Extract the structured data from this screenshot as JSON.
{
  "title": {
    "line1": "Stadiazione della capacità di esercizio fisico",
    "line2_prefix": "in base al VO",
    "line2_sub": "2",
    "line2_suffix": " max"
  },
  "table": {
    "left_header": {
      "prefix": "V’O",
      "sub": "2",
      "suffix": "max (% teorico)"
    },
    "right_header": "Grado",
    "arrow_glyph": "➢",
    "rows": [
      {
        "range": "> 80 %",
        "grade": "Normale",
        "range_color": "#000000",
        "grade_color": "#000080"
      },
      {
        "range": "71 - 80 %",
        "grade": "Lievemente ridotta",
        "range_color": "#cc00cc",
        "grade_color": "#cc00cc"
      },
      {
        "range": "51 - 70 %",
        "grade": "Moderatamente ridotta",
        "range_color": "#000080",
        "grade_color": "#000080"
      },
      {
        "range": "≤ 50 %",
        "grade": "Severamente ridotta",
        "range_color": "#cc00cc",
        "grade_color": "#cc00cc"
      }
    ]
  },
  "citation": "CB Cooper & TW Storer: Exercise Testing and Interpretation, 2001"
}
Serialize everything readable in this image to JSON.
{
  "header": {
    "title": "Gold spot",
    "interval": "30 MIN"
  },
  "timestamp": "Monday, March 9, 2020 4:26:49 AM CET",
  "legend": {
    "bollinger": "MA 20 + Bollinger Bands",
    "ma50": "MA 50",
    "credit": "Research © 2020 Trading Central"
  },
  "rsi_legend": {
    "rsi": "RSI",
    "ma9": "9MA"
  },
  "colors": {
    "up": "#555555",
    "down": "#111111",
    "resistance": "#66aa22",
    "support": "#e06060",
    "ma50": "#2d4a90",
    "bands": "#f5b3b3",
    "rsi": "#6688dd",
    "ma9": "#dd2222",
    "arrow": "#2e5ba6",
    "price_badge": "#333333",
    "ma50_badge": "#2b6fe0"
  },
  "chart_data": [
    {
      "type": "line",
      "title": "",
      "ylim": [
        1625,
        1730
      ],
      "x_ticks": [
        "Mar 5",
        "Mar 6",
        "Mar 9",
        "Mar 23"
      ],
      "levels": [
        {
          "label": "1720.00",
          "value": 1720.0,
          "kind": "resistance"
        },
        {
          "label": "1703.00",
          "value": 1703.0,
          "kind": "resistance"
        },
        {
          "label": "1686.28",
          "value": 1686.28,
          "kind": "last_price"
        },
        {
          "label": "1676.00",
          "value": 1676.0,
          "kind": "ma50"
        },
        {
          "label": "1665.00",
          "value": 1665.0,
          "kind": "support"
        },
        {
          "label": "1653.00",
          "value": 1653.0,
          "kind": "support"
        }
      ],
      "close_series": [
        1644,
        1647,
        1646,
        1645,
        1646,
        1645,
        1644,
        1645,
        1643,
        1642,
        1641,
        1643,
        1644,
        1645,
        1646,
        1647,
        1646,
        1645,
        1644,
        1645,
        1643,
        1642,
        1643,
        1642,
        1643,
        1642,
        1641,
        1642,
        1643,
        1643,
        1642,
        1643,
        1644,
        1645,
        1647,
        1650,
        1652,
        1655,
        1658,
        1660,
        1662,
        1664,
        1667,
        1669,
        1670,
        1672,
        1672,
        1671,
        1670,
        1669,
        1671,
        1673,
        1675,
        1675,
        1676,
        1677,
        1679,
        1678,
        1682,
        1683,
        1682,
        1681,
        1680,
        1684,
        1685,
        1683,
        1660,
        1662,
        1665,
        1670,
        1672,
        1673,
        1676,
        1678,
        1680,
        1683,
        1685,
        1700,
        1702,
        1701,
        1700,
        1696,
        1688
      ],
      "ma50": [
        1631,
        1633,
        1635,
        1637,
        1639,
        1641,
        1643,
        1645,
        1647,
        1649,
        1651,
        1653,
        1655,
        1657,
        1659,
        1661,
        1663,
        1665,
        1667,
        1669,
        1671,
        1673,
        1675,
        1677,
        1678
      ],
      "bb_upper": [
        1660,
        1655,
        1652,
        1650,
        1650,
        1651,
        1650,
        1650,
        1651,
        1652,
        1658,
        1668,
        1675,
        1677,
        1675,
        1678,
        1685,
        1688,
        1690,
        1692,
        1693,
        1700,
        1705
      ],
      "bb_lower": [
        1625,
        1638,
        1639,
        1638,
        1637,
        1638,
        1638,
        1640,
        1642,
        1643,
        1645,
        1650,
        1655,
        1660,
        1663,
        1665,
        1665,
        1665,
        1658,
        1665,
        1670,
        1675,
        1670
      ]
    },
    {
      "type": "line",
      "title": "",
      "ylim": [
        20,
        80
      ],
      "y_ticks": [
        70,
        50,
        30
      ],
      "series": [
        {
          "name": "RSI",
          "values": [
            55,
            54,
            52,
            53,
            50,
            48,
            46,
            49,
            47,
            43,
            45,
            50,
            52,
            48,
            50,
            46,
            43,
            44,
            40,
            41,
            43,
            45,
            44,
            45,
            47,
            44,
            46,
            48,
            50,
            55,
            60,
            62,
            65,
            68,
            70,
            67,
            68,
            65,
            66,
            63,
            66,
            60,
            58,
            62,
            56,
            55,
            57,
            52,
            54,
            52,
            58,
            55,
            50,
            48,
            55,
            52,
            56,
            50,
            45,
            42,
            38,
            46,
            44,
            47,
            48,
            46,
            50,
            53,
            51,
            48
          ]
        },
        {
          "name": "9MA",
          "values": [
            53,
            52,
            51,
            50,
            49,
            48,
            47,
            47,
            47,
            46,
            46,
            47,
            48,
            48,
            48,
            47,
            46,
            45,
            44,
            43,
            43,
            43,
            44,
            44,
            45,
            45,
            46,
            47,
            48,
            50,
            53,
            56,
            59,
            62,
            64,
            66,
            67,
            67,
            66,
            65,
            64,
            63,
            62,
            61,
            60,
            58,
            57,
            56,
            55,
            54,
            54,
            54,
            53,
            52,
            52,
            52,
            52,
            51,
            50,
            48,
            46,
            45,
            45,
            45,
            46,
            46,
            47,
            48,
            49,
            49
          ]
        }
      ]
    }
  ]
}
++++++++
— STATED TASK —
Reproduce the records above exactly.

— TASK SOLUTION —
Extract the structured data from this screenshot as JSON.
{
  "title": {
    "line1": "Stadiazione della capacità di esercizio fisico",
    "line2_prefix": "in base al VO",
    "line2_sub": "2",
    "line2_suffix": " max"
  },
  "table": {
    "left_header": {
      "prefix": "V’O",
      "sub": "2",
      "suffix": "max (% teorico)"
    },
    "right_header": "Grado",
    "arrow_glyph": "➢",
    "rows": [
      {
        "range": "> 80 %",
        "grade": "Normale",
        "range_color": "#000000",
        "grade_color": "#000080"
      },
      {
        "range": "71 - 80 %",
        "grade": "Lievemente ridotta",
        "range_color": "#cc00cc",
        "grade_color": "#cc00cc"
      },
      {
        "range": "51 - 70 %",
        "grade": "Moderatamente ridotta",
        "range_color": "#000080",
        "grade_color": "#000080"
      },
      {
        "range": "≤ 50 %",
        "grade": "Severamente ridotta",
        "range_color": "#cc00cc",
        "grade_color": "#cc00cc"
      }
    ]
  },
  "citation": "CB Cooper & TW Storer: Exercise Testing and Interpretation, 2001"
}
Serialize everything readable in this image to JSON.
{
  "header": {
    "title": "Gold spot",
    "interval": "30 MIN"
  },
  "timestamp": "Monday, March 9, 2020 4:26:49 AM CET",
  "legend": {
    "bollinger": "MA 20 + Bollinger Bands",
    "ma50": "MA 50",
    "credit": "Research © 2020 Trading Central"
  },
  "rsi_legend": {
    "rsi": "RSI",
    "ma9": "9MA"
  },
  "colors": {
    "up": "#555555",
    "down": "#111111",
    "resistance": "#66aa22",
    "support": "#e06060",
    "ma50": "#2d4a90",
    "bands": "#f5b3b3",
    "rsi": "#6688dd",
    "ma9": "#dd2222",
    "arrow": "#2e5ba6",
    "price_badge": "#333333",
    "ma50_badge": "#2b6fe0"
  },
  "chart_data": [
    {
      "type": "line",
      "title": "",
      "ylim": [
        1625,
        1730
      ],
      "x_ticks": [
        "Mar 5",
        "Mar 6",
        "Mar 9",
        "Mar 23"
      ],
      "levels": [
        {
          "label": "1720.00",
          "value": 1720.0,
          "kind": "resistance"
        },
        {
          "label": "1703.00",
          "value": 1703.0,
          "kind": "resistance"
        },
        {
          "label": "1686.28",
          "value": 1686.28,
          "kind": "last_price"
        },
        {
          "label": "1676.00",
          "value": 1676.0,
          "kind": "ma50"
        },
        {
          "label": "1665.00",
          "value": 1665.0,
          "kind": "support"
        },
        {
          "label": "1653.00",
          "value": 1653.0,
          "kind": "support"
        }
      ],
      "close_series": [
        1644,
        1647,
        1646,
        1645,
        1646,
        1645,
        1644,
        1645,
        1643,
        1642,
        1641,
        1643,
        1644,
        1645,
        1646,
        1647,
        1646,
        1645,
        1644,
        1645,
        1643,
        1642,
        1643,
        1642,
        1643,
        1642,
        1641,
        1642,
        1643,
        1643,
        1642,
        1643,
        1644,
        1645,
        1647,
        1650,
        1652,
        1655,
        1658,
        1660,
        1662,
        1664,
        1667,
        1669,
        1670,
        1672,
        1672,
        1671,
        1670,
        1669,
        1671,
        1673,
        1675,
        1675,
        1676,
        1677,
        1679,
        1678,
        1682,
        1683,
        1682,
        1681,
        1680,
        1684,
        1685,
        1683,
        1660,
        1662,
        1665,
        1670,
        1672,
        1673,
        1676,
        1678,
        1680,
        1683,
        1685,
        1700,
        1702,
        1701,
        1700,
        1696,
        1688
      ],
      "ma50": [
        1631,
        1633,
        1635,
        1637,
        1639,
        1641,
        1643,
        1645,
        1647,
        1649,
        1651,
        1653,
        1655,
        1657,
        1659,
        1661,
        1663,
        1665,
        1667,
        1669,
        1671,
        1673,
        1675,
        1677,
        1678
      ],
      "bb_upper": [
        1660,
        1655,
        1652,
        1650,
        1650,
        1651,
        1650,
        1650,
        1651,
        1652,
        1658,
        1668,
        1675,
        1677,
        1675,
        1678,
        1685,
        1688,
        1690,
        1692,
        1693,
        1700,
        1705
      ],
      "bb_lower": [
        1625,
        1638,
        1639,
        1638,
        1637,
        1638,
        1638,
        1640,
        1642,
        1643,
        1645,
        1650,
        1655,
        1660,
        1663,
        1665,
        1665,
        1665,
        1658,
        1665,
        1670,
        1675,
        1670
      ]
    },
    {
      "type": "line",
      "title": "",
      "ylim": [
        20,
        80
      ],
      "y_ticks": [
        70,
        50,
        30
      ],
      "series": [
        {
          "name": "RSI",
          "values": [
            55,
            54,
            52,
            53,
            50,
            48,
            46,
            49,
            47,
            43,
            45,
            50,
            52,
            48,
            50,
            46,
            43,
            44,
            40,
            41,
            43,
            45,
            44,
            45,
            47,
            44,
            46,
            48,
            50,
            55,
            60,
            62,
            65,
            68,
            70,
            67,
            68,
            65,
            66,
            63,
            66,
            60,
            58,
            62,
            56,
            55,
            57,
            52,
            54,
            52,
            58,
            55,
            50,
            48,
            55,
            52,
            56,
            50,
            45,
            42,
            38,
            46,
            44,
            47,
            48,
            46,
            50,
            53,
            51,
            48
          ]
        },
        {
          "name": "9MA",
          "values": [
            53,
            52,
            51,
            50,
            49,
            48,
            47,
            47,
            47,
            46,
            46,
            47,
            48,
            48,
            48,
            47,
            46,
            45,
            44,
            43,
            43,
            43,
            44,
            44,
            45,
            45,
            46,
            47,
            48,
            50,
            53,
            56,
            59,
            62,
            64,
            66,
            67,
            67,
            66,
            65,
            64,
            63,
            62,
            61,
            60,
            58,
            57,
            56,
            55,
            54,
            54,
            54,
            53,
            52,
            52,
            52,
            52,
            51,
            50,
            48,
            46,
            45,
            45,
            45,
            46,
            46,
            47,
            48,
            49,
            49
          ]
        }
      ]
    }
  ]
}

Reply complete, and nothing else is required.